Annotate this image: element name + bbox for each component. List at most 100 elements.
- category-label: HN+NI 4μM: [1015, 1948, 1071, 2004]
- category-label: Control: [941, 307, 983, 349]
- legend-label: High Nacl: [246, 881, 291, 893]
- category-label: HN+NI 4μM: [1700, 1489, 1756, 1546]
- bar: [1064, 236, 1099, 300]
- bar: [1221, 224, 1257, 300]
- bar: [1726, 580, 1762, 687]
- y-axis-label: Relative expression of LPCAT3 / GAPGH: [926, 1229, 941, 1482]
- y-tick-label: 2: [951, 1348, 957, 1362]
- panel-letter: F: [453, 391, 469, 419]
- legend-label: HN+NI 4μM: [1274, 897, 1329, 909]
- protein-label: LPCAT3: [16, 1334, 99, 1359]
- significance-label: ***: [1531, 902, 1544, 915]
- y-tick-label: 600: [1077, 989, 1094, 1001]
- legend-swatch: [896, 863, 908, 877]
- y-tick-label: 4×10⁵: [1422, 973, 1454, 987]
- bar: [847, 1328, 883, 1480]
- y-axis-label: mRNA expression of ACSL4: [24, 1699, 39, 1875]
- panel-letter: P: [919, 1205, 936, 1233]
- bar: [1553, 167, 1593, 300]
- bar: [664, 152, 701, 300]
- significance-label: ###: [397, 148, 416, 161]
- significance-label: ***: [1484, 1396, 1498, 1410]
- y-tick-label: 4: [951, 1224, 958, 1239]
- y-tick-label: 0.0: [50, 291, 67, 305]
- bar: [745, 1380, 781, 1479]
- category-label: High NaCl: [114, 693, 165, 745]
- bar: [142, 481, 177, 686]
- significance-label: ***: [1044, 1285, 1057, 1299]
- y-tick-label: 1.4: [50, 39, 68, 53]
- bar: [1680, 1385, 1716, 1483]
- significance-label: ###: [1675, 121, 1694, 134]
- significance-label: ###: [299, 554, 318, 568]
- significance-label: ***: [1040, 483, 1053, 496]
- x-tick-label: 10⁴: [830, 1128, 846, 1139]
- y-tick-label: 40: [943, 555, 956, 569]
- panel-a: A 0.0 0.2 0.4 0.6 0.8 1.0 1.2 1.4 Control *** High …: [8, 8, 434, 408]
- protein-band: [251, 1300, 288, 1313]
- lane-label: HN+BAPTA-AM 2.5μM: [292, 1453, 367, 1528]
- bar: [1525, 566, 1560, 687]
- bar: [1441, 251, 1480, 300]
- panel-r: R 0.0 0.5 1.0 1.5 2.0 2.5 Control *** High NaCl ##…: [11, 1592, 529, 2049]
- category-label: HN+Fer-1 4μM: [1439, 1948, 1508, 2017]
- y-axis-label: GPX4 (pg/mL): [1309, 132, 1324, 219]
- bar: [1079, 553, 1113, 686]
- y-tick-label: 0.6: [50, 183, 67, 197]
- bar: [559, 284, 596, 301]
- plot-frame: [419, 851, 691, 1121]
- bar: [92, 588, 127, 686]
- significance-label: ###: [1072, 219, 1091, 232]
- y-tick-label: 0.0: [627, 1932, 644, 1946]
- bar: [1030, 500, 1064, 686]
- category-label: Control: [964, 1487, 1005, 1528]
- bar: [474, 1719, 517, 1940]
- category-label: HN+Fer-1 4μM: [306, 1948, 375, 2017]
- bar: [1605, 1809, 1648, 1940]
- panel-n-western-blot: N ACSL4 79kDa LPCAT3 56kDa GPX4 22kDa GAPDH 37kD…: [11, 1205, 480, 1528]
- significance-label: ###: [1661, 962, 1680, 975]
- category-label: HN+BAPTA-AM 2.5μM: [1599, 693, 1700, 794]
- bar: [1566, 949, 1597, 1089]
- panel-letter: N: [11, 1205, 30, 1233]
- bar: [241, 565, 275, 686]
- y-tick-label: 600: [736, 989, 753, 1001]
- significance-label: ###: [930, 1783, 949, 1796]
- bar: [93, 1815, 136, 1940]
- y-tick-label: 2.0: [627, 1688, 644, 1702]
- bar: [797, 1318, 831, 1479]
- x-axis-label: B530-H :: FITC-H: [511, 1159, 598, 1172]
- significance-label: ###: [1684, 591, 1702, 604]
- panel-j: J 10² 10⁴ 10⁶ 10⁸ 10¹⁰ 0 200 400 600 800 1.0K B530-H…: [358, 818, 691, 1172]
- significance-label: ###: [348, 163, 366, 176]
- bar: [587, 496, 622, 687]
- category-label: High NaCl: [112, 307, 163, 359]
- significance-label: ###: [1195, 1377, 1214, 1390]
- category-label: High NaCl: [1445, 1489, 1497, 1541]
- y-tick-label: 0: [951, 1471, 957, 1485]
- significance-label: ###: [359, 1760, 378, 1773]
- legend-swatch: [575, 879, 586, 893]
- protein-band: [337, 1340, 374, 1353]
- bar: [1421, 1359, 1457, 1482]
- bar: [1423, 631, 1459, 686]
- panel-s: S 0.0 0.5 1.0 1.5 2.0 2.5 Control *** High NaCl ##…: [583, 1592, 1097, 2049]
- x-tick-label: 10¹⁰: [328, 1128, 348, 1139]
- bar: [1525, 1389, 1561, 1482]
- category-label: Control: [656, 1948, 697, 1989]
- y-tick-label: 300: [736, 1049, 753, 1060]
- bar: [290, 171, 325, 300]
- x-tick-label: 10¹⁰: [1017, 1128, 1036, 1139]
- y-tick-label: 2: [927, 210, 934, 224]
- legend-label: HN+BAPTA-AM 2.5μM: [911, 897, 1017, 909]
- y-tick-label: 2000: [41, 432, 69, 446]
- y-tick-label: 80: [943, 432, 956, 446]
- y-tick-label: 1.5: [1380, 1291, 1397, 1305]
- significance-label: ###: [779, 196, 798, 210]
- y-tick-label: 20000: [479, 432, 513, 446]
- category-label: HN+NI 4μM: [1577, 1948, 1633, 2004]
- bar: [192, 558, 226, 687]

**Exercise**
Give the data again exactly, line for line.

**Answer to this problem**
Annotate this image: element name + bbox for each component. List at most 100 elements.
- category-label: HN+NI 4μM: [1015, 1948, 1071, 2004]
- category-label: Control: [941, 307, 983, 349]
- legend-label: High Nacl: [246, 881, 291, 893]
- category-label: HN+NI 4μM: [1700, 1489, 1756, 1546]
- bar: [1064, 236, 1099, 300]
- bar: [1221, 224, 1257, 300]
- bar: [1726, 580, 1762, 687]
- y-axis-label: Relative expression of LPCAT3 / GAPGH: [926, 1229, 941, 1482]
- y-tick-label: 2: [951, 1348, 957, 1362]
- panel-letter: F: [453, 391, 469, 419]
- legend-label: HN+NI 4μM: [1274, 897, 1329, 909]
- protein-label: LPCAT3: [16, 1334, 99, 1359]
- significance-label: ***: [1531, 902, 1544, 915]
- y-tick-label: 600: [1077, 989, 1094, 1001]
- legend-swatch: [896, 863, 908, 877]
- y-tick-label: 4×10⁵: [1422, 973, 1454, 987]
- bar: [847, 1328, 883, 1480]
- y-axis-label: mRNA expression of ACSL4: [24, 1699, 39, 1875]
- panel-letter: P: [919, 1205, 936, 1233]
- bar: [1553, 167, 1593, 300]
- bar: [664, 152, 701, 300]
- significance-label: ###: [397, 148, 416, 161]
- significance-label: ***: [1484, 1396, 1498, 1410]
- y-tick-label: 4: [951, 1224, 958, 1239]
- y-tick-label: 0.0: [50, 291, 67, 305]
- bar: [745, 1380, 781, 1479]
- category-label: High NaCl: [114, 693, 165, 745]
- bar: [142, 481, 177, 686]
- significance-label: ***: [1044, 1285, 1057, 1299]
- y-tick-label: 1.4: [50, 39, 68, 53]
- bar: [1680, 1385, 1716, 1483]
- significance-label: ###: [1675, 121, 1694, 134]
- significance-label: ###: [299, 554, 318, 568]
- significance-label: ***: [1040, 483, 1053, 496]
- x-tick-label: 10⁴: [830, 1128, 846, 1139]
- y-tick-label: 40: [943, 555, 956, 569]
- panel-a: A 0.0 0.2 0.4 0.6 0.8 1.0 1.2 1.4 Control *** High …: [8, 8, 434, 408]
- protein-band: [251, 1300, 288, 1313]
- lane-label: HN+BAPTA-AM 2.5μM: [292, 1453, 367, 1528]
- bar: [1525, 566, 1560, 687]
- bar: [1441, 251, 1480, 300]
- panel-r: R 0.0 0.5 1.0 1.5 2.0 2.5 Control *** High NaCl ##…: [11, 1592, 529, 2049]
- category-label: HN+Fer-1 4μM: [1439, 1948, 1508, 2017]
- y-axis-label: GPX4 (pg/mL): [1309, 132, 1324, 219]
- bar: [1079, 553, 1113, 686]
- y-tick-label: 0.6: [50, 183, 67, 197]
- bar: [559, 284, 596, 301]
- plot-frame: [419, 851, 691, 1121]
- bar: [92, 588, 127, 686]
- significance-label: ###: [1072, 219, 1091, 232]
- y-tick-label: 0.0: [627, 1932, 644, 1946]
- bar: [1030, 500, 1064, 686]
- category-label: Control: [964, 1487, 1005, 1528]
- bar: [474, 1719, 517, 1940]
- category-label: HN+Fer-1 4μM: [306, 1948, 375, 2017]
- bar: [1605, 1809, 1648, 1940]
- panel-n-western-blot: N ACSL4 79kDa LPCAT3 56kDa GPX4 22kDa GAPDH 37kD…: [11, 1205, 480, 1528]
- significance-label: ###: [1661, 962, 1680, 975]
- category-label: HN+BAPTA-AM 2.5μM: [1599, 693, 1700, 794]
- bar: [1566, 949, 1597, 1089]
- panel-letter: N: [11, 1205, 30, 1233]
- bar: [241, 565, 275, 686]
- y-tick-label: 600: [736, 989, 753, 1001]
- significance-label: ###: [930, 1783, 949, 1796]
- bar: [93, 1815, 136, 1940]
- y-tick-label: 2.0: [627, 1688, 644, 1702]
- bar: [797, 1318, 831, 1479]
- x-axis-label: B530-H :: FITC-H: [511, 1159, 598, 1172]
- significance-label: ###: [1684, 591, 1702, 604]
- panel-j: J 10² 10⁴ 10⁶ 10⁸ 10¹⁰ 0 200 400 600 800 1.0K B530-H…: [358, 818, 691, 1172]
- significance-label: ###: [348, 163, 366, 176]
- bar: [587, 496, 622, 687]
- category-label: High NaCl: [112, 307, 163, 359]
- significance-label: ###: [1195, 1377, 1214, 1390]
- category-label: High NaCl: [1445, 1489, 1497, 1541]
- y-tick-label: 0: [951, 1471, 957, 1485]
- significance-label: ###: [359, 1760, 378, 1773]
- legend-swatch: [575, 879, 586, 893]
- protein-band: [337, 1340, 374, 1353]
- bar: [1421, 1359, 1457, 1482]
- bar: [1423, 631, 1459, 686]
- panel-s: S 0.0 0.5 1.0 1.5 2.0 2.5 Control *** High NaCl ##…: [583, 1592, 1097, 2049]
- x-tick-label: 10¹⁰: [328, 1128, 348, 1139]
- bar: [1525, 1389, 1561, 1482]
- category-label: Control: [656, 1948, 697, 1989]
- y-tick-label: 300: [736, 1049, 753, 1060]
- bar: [290, 171, 325, 300]
- x-tick-label: 10¹⁰: [1017, 1128, 1036, 1139]
- y-tick-label: 2: [927, 210, 934, 224]
- legend-label: HN+BAPTA-AM 2.5μM: [911, 897, 1017, 909]
- y-tick-label: 2000: [41, 432, 69, 446]
- y-tick-label: 80: [943, 432, 956, 446]
- y-tick-label: 1.5: [1380, 1291, 1397, 1305]
- significance-label: ###: [779, 196, 798, 210]
- y-tick-label: 20000: [479, 432, 513, 446]
- category-label: HN+NI 4μM: [1577, 1948, 1633, 2004]
- bar: [192, 558, 226, 687]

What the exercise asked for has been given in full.